Starting at the line below that contains "What text is on this page?", print each line through the end of the records exactly as it appears.
[Start of Record excerpts]
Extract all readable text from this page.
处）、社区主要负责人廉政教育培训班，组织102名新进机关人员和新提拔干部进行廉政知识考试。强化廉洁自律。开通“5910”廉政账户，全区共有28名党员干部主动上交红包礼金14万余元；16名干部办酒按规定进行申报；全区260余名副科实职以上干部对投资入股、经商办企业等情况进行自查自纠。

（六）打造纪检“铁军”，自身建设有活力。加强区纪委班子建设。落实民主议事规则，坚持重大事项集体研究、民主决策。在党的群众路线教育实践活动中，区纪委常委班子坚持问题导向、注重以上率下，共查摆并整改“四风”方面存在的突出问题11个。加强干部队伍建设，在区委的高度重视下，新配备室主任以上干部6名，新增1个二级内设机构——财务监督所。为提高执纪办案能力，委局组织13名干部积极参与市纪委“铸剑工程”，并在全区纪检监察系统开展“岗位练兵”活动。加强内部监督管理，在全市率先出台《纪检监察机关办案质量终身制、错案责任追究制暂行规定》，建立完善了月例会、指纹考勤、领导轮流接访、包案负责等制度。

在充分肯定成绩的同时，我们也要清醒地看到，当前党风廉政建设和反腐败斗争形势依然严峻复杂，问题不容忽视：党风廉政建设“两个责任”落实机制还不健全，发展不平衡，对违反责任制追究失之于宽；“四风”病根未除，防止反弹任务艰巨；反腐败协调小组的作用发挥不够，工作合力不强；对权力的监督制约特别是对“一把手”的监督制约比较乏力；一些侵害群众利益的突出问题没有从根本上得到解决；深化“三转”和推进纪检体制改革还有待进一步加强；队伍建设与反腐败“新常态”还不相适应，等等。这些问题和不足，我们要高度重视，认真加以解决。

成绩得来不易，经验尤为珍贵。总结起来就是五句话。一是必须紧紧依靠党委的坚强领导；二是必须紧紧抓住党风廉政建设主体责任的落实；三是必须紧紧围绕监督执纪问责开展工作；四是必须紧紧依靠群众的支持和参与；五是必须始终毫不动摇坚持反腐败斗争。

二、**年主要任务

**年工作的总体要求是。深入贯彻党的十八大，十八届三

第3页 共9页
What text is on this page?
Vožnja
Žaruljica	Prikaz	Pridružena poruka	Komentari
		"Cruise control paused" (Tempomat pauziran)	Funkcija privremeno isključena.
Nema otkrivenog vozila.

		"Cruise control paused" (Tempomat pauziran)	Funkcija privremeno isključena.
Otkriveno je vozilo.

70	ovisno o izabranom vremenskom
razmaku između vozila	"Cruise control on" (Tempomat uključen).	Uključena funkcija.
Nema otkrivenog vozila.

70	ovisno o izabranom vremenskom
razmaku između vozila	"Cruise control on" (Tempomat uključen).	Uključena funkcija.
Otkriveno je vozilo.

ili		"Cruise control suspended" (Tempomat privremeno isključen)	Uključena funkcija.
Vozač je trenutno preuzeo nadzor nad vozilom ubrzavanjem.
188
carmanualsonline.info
[End of Record excerpts]
Result of this exercise:
What text is on this page?
Vožnja
Žaruljica	Prikaz	Pridružena poruka	Komentari
		"Cruise control paused" (Tempomat pauziran)	Funkcija privremeno isključena.
Nema otkrivenog vozila.

		"Cruise control paused" (Tempomat pauziran)	Funkcija privremeno isključena.
Otkriveno je vozilo.

70	ovisno o izabranom vremenskom
razmaku između vozila	"Cruise control on" (Tempomat uključen).	Uključena funkcija.
Nema otkrivenog vozila.

70	ovisno o izabranom vremenskom
razmaku između vozila	"Cruise control on" (Tempomat uključen).	Uključena funkcija.
Otkriveno je vozilo.

ili		"Cruise control suspended" (Tempomat privremeno isključen)	Uključena funkcija.
Vozač je trenutno preuzeo nadzor nad vozilom ubrzavanjem.
188
carmanualsonline.info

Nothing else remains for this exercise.